Document passage -
◇ ◇ ◇ ◇
Too good of an article not to pirate. I shall deal with them, if they ask.

Asia's Economic Troubles
Could Spread Across Globe

By BERNARD WYSOCKI JR.
Staff Reporter of THE WALL STREET JOURNAL

With lightning speed, a collapsing stock market in Hong Kong spread this
week across time zones and around the world, and then staged an equally
quick rebound. If nothing else, the episode demonstrated the remarkable
ties now linking global financial markets.

But in the months ahead, a bigger question is this: Will the real economic
problems that threaten to throttle growth in spending, employment and
investment in Southeast Asia spread just as fast?

In Southeast Asia, this year's
currency crises will slow economic
growth to an annual rate of 4% or
less from 8% or more, some
forecasters predict. The aftermath
of that abrupt slowdown will be
bankrupt companies, bad loans and
falling consumer spending. Some
Asia watchers think the worst is yet
to come.

For the U.S., the direct effects will
be slight. U.S. exports to Thailand,
the Philippines, Indonesia and
Malaysia -- the four countries most
affected by the turmoil -- were only
about 4% of last year's total.
Moreover, the troubles in the
Pacific come at a time when
America's immune system is the strongest that it has been in decades. The
economy is vibrant, inflation is dormant, interest rates are steady and the
budget deficit is nearing zero.

Yet in testifying to Congress on Wednesday, Federal Reserve Board
Chairman Alan Greenspan said the spillover from Southeast Asia, while
modest to date, "can be expected not to be negligible." Economists say
that spillover could shave a few tenths of a percentage point off U.S.
growth rates in the months ahead. To Mr. Greenspan and others, that
prospect isn't all bad. A little less exuberance might help keep the
economy from overheating.

Effect on Japan

In Japan, however, the effect could be much more severe. The Japanese
economy is in the dumps, the deficit is climbing, and the banks are still
mired in crisis.
◇ ◇ ◇ ◇
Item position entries
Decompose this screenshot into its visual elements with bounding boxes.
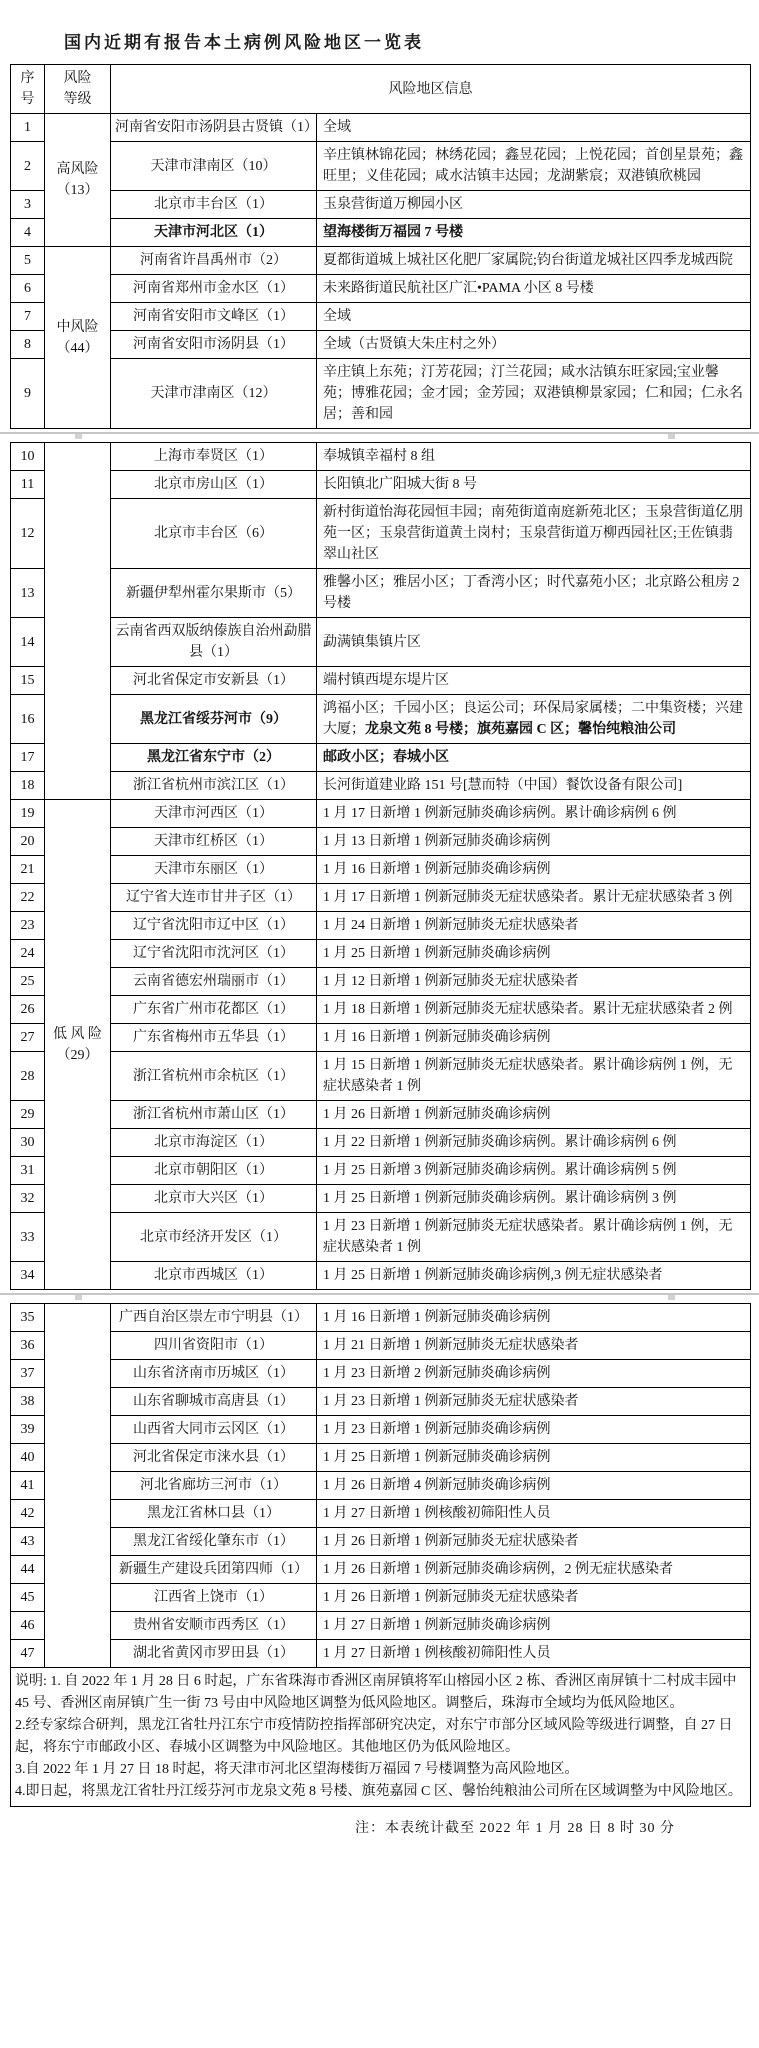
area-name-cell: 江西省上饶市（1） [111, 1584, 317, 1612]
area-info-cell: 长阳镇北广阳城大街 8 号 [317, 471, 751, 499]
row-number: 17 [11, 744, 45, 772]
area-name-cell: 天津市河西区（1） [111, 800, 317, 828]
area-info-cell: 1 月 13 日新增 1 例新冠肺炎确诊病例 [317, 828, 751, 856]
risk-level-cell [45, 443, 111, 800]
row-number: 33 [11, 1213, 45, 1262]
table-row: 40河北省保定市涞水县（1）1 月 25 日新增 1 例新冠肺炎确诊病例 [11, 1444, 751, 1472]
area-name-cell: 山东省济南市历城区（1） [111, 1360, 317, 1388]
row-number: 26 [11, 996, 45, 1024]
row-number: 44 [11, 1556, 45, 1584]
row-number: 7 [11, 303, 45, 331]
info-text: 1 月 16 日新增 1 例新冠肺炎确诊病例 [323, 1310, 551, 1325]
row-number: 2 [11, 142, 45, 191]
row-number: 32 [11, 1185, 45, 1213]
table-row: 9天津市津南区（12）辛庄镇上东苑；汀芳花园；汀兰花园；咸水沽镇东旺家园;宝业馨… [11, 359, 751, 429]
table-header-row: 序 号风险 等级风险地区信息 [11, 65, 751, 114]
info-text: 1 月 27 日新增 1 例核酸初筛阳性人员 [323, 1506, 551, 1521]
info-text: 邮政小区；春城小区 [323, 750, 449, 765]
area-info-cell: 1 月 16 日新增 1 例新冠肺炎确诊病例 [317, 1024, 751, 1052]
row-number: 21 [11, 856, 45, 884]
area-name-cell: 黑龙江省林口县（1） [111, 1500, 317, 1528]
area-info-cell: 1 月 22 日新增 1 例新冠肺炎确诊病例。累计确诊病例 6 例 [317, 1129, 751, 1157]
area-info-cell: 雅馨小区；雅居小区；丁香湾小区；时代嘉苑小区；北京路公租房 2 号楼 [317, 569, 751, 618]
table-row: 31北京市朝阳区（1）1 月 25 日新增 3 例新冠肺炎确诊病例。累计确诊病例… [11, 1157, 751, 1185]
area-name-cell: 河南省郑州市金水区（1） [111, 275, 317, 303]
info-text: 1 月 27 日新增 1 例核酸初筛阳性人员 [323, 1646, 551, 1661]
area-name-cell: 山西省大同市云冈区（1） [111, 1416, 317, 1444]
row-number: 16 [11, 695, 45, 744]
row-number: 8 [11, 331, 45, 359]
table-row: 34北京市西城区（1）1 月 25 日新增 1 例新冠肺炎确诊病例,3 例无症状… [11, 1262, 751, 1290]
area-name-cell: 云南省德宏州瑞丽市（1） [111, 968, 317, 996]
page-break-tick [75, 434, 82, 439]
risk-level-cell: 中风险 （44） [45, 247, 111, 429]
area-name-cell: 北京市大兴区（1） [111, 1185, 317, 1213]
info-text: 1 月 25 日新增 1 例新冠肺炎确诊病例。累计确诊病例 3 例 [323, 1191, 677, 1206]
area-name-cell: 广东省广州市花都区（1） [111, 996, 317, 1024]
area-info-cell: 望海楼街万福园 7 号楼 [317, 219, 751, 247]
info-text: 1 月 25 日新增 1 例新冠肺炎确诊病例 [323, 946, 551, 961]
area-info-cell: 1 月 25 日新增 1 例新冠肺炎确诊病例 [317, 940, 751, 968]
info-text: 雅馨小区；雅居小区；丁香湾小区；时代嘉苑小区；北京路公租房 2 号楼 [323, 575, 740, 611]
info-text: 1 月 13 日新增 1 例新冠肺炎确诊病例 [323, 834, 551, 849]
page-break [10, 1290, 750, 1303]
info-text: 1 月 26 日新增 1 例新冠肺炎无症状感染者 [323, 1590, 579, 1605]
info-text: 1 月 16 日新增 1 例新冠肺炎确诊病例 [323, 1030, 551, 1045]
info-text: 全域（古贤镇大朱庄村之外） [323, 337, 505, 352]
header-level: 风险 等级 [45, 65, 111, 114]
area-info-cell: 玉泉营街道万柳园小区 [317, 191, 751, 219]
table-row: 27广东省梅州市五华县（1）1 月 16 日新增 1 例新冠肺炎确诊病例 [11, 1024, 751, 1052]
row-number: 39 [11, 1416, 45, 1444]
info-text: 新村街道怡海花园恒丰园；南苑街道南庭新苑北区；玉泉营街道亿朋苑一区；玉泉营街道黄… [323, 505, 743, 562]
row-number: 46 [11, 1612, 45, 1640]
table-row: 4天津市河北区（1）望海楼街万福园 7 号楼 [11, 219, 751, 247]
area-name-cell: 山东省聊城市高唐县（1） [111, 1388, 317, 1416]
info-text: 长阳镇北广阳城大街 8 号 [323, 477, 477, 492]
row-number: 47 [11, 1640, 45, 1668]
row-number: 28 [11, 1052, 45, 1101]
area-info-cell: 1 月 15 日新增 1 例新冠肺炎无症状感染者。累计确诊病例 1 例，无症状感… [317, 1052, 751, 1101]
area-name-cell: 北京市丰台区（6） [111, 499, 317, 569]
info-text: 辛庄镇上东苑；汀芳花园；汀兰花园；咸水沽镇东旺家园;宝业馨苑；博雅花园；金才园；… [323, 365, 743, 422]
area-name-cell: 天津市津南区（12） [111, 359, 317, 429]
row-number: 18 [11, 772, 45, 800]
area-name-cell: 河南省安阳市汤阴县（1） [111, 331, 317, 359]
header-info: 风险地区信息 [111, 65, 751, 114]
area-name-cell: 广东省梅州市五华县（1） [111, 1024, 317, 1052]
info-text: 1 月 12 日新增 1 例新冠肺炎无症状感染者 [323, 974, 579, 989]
◇ ◇ ◇ ◇
Task instructions -
A. Reproduce the part of the article on Asia's economic troubles that begins at "By BERNARD WYSOCKI" and stops after "just as fast?", substituting "startling speed" for "lightning speed".
B. In the article on Asia's economic troubles, what share of last year's total U.S. exports went to Thailand, the Philippines, Indonesia and Malaysia?
This listing is separate material and has no connection to the article on Asia's economic troubles.

Expected outputs -
A.
By BERNARD WYSOCKI JR.
Staff Reporter of THE WALL STREET JOURNAL

With startling speed, a collapsing stock market in Hong Kong spread this
week across time zones and around the world, and then staged an equally
quick rebound. If nothing else, the episode demonstrated the remarkable
ties now linking global financial markets.

But in the months ahead, a bigger question is this: Will the real economic
problems that threaten to throttle growth in spending, employment and
investment in Southeast Asia spread just as fast?

B. About 4%